§ **What is expected**
Transcribe every line of the listing below without any deviation.

[start Exercise input]

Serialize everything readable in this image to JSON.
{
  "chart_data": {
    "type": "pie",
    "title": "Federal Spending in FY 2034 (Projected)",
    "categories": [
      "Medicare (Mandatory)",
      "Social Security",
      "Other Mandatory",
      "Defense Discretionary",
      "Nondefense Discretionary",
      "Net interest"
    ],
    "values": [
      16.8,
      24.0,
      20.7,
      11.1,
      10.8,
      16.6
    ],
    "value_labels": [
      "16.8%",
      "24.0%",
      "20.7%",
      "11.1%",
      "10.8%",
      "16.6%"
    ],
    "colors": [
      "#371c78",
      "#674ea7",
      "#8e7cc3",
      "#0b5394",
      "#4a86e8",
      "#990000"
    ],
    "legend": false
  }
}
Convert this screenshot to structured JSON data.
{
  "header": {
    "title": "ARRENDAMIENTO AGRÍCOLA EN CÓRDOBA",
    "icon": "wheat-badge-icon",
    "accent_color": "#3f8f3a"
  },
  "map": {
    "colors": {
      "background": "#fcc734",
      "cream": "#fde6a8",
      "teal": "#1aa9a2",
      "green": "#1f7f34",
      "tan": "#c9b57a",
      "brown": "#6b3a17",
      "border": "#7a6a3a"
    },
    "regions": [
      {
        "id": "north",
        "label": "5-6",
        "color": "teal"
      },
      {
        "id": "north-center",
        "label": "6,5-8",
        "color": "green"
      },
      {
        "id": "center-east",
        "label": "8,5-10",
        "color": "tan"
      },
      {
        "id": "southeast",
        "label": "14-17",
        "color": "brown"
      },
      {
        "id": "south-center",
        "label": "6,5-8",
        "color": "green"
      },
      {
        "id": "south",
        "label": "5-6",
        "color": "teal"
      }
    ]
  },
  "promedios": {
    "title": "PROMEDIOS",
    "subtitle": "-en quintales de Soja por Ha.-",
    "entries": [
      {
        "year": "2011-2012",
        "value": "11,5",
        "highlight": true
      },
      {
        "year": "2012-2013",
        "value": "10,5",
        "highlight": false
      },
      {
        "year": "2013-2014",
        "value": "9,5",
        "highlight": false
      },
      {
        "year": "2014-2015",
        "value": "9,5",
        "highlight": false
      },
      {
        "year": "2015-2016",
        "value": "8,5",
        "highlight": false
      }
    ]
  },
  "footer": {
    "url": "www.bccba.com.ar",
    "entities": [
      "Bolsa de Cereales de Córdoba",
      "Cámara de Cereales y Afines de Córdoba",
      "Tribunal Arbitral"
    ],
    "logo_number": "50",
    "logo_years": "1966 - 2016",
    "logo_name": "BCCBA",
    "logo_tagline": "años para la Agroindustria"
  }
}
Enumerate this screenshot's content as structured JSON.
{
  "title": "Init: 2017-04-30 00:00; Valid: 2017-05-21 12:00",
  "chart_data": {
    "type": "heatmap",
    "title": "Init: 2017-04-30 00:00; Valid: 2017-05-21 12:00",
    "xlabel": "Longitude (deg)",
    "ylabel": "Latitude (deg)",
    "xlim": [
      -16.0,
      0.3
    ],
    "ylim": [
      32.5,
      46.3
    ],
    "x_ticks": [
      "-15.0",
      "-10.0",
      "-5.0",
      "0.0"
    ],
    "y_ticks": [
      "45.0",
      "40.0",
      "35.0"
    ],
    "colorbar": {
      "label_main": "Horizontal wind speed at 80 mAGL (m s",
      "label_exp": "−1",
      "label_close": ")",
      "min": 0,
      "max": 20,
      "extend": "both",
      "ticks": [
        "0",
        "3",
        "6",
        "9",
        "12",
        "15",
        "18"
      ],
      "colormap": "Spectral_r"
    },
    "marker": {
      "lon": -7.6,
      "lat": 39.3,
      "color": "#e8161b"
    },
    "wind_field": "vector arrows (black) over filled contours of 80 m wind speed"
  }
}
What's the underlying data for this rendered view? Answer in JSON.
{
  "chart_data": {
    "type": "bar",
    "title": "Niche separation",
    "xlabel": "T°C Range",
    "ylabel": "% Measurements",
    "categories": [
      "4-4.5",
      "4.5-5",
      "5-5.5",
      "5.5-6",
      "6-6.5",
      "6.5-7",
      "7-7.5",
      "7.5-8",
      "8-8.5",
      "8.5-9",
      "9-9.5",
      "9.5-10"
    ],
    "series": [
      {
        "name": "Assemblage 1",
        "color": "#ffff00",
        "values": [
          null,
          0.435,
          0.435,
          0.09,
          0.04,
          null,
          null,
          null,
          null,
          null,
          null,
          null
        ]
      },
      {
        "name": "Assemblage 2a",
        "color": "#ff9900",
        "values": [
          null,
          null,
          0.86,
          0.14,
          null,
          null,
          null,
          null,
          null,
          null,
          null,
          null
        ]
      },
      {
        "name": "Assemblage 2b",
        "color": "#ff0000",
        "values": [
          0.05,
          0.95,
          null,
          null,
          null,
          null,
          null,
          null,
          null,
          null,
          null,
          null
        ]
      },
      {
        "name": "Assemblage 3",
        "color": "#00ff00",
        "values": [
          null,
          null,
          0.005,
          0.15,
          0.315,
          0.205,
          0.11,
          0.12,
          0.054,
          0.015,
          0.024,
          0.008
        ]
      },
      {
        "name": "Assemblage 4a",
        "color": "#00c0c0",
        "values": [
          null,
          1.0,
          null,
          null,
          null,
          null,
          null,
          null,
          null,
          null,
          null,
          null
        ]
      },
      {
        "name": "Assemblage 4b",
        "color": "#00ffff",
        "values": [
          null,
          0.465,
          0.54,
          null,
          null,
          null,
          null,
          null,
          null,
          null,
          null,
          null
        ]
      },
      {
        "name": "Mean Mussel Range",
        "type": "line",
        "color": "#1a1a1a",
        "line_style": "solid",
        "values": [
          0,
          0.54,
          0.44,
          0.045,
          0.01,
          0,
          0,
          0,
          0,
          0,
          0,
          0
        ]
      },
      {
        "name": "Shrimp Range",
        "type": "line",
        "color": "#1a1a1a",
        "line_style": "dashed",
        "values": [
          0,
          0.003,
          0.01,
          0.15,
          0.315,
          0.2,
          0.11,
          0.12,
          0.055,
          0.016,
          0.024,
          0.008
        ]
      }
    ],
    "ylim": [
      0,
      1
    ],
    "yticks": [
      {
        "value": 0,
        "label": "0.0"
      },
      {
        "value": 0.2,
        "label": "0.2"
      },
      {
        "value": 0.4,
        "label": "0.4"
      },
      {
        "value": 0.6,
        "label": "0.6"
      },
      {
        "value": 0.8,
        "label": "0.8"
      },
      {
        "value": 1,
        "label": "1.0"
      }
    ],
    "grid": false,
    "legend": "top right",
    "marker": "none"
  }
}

[end Exercise input]

§ **Output of the exercise**
Serialize everything readable in this image to JSON.
{
  "chart_data": {
    "type": "pie",
    "title": "Federal Spending in FY 2034 (Projected)",
    "categories": [
      "Medicare (Mandatory)",
      "Social Security",
      "Other Mandatory",
      "Defense Discretionary",
      "Nondefense Discretionary",
      "Net interest"
    ],
    "values": [
      16.8,
      24.0,
      20.7,
      11.1,
      10.8,
      16.6
    ],
    "value_labels": [
      "16.8%",
      "24.0%",
      "20.7%",
      "11.1%",
      "10.8%",
      "16.6%"
    ],
    "colors": [
      "#371c78",
      "#674ea7",
      "#8e7cc3",
      "#0b5394",
      "#4a86e8",
      "#990000"
    ],
    "legend": false
  }
}
Convert this screenshot to structured JSON data.
{
  "header": {
    "title": "ARRENDAMIENTO AGRÍCOLA EN CÓRDOBA",
    "icon": "wheat-badge-icon",
    "accent_color": "#3f8f3a"
  },
  "map": {
    "colors": {
      "background": "#fcc734",
      "cream": "#fde6a8",
      "teal": "#1aa9a2",
      "green": "#1f7f34",
      "tan": "#c9b57a",
      "brown": "#6b3a17",
      "border": "#7a6a3a"
    },
    "regions": [
      {
        "id": "north",
        "label": "5-6",
        "color": "teal"
      },
      {
        "id": "north-center",
        "label": "6,5-8",
        "color": "green"
      },
      {
        "id": "center-east",
        "label": "8,5-10",
        "color": "tan"
      },
      {
        "id": "southeast",
        "label": "14-17",
        "color": "brown"
      },
      {
        "id": "south-center",
        "label": "6,5-8",
        "color": "green"
      },
      {
        "id": "south",
        "label": "5-6",
        "color": "teal"
      }
    ]
  },
  "promedios": {
    "title": "PROMEDIOS",
    "subtitle": "-en quintales de Soja por Ha.-",
    "entries": [
      {
        "year": "2011-2012",
        "value": "11,5",
        "highlight": true
      },
      {
        "year": "2012-2013",
        "value": "10,5",
        "highlight": false
      },
      {
        "year": "2013-2014",
        "value": "9,5",
        "highlight": false
      },
      {
        "year": "2014-2015",
        "value": "9,5",
        "highlight": false
      },
      {
        "year": "2015-2016",
        "value": "8,5",
        "highlight": false
      }
    ]
  },
  "footer": {
    "url": "www.bccba.com.ar",
    "entities": [
      "Bolsa de Cereales de Córdoba",
      "Cámara de Cereales y Afines de Córdoba",
      "Tribunal Arbitral"
    ],
    "logo_number": "50",
    "logo_years": "1966 - 2016",
    "logo_name": "BCCBA",
    "logo_tagline": "años para la Agroindustria"
  }
}
Enumerate this screenshot's content as structured JSON.
{
  "title": "Init: 2017-04-30 00:00; Valid: 2017-05-21 12:00",
  "chart_data": {
    "type": "heatmap",
    "title": "Init: 2017-04-30 00:00; Valid: 2017-05-21 12:00",
    "xlabel": "Longitude (deg)",
    "ylabel": "Latitude (deg)",
    "xlim": [
      -16.0,
      0.3
    ],
    "ylim": [
      32.5,
      46.3
    ],
    "x_ticks": [
      "-15.0",
      "-10.0",
      "-5.0",
      "0.0"
    ],
    "y_ticks": [
      "45.0",
      "40.0",
      "35.0"
    ],
    "colorbar": {
      "label_main": "Horizontal wind speed at 80 mAGL (m s",
      "label_exp": "−1",
      "label_close": ")",
      "min": 0,
      "max": 20,
      "extend": "both",
      "ticks": [
        "0",
        "3",
        "6",
        "9",
        "12",
        "15",
        "18"
      ],
      "colormap": "Spectral_r"
    },
    "marker": {
      "lon": -7.6,
      "lat": 39.3,
      "color": "#e8161b"
    },
    "wind_field": "vector arrows (black) over filled contours of 80 m wind speed"
  }
}
What's the underlying data for this rendered view? Answer in JSON.
{
  "chart_data": {
    "type": "bar",
    "title": "Niche separation",
    "xlabel": "T°C Range",
    "ylabel": "% Measurements",
    "categories": [
      "4-4.5",
      "4.5-5",
      "5-5.5",
      "5.5-6",
      "6-6.5",
      "6.5-7",
      "7-7.5",
      "7.5-8",
      "8-8.5",
      "8.5-9",
      "9-9.5",
      "9.5-10"
    ],
    "series": [
      {
        "name": "Assemblage 1",
        "color": "#ffff00",
        "values": [
          null,
          0.435,
          0.435,
          0.09,
          0.04,
          null,
          null,
          null,
          null,
          null,
          null,
          null
        ]
      },
      {
        "name": "Assemblage 2a",
        "color": "#ff9900",
        "values": [
          null,
          null,
          0.86,
          0.14,
          null,
          null,
          null,
          null,
          null,
          null,
          null,
          null
        ]
      },
      {
        "name": "Assemblage 2b",
        "color": "#ff0000",
        "values": [
          0.05,
          0.95,
          null,
          null,
          null,
          null,
          null,
          null,
          null,
          null,
          null,
          null
        ]
      },
      {
        "name": "Assemblage 3",
        "color": "#00ff00",
        "values": [
          null,
          null,
          0.005,
          0.15,
          0.315,
          0.205,
          0.11,
          0.12,
          0.054,
          0.015,
          0.024,
          0.008
        ]
      },
      {
        "name": "Assemblage 4a",
        "color": "#00c0c0",
        "values": [
          null,
          1.0,
          null,
          null,
          null,
          null,
          null,
          null,
          null,
          null,
          null,
          null
        ]
      },
      {
        "name": "Assemblage 4b",
        "color": "#00ffff",
        "values": [
          null,
          0.465,
          0.54,
          null,
          null,
          null,
          null,
          null,
          null,
          null,
          null,
          null
        ]
      },
      {
        "name": "Mean Mussel Range",
        "type": "line",
        "color": "#1a1a1a",
        "line_style": "solid",
        "values": [
          0,
          0.54,
          0.44,
          0.045,
          0.01,
          0,
          0,
          0,
          0,
          0,
          0,
          0
        ]
      },
      {
        "name": "Shrimp Range",
        "type": "line",
        "color": "#1a1a1a",
        "line_style": "dashed",
        "values": [
          0,
          0.003,
          0.01,
          0.15,
          0.315,
          0.2,
          0.11,
          0.12,
          0.055,
          0.016,
          0.024,
          0.008
        ]
      }
    ],
    "ylim": [
      0,
      1
    ],
    "yticks": [
      {
        "value": 0,
        "label": "0.0"
      },
      {
        "value": 0.2,
        "label": "0.2"
      },
      {
        "value": 0.4,
        "label": "0.4"
      },
      {
        "value": 0.6,
        "label": "0.6"
      },
      {
        "value": 0.8,
        "label": "0.8"
      },
      {
        "value": 1,
        "label": "1.0"
      }
    ],
    "grid": false,
    "legend": "top right",
    "marker": "none"
  }
}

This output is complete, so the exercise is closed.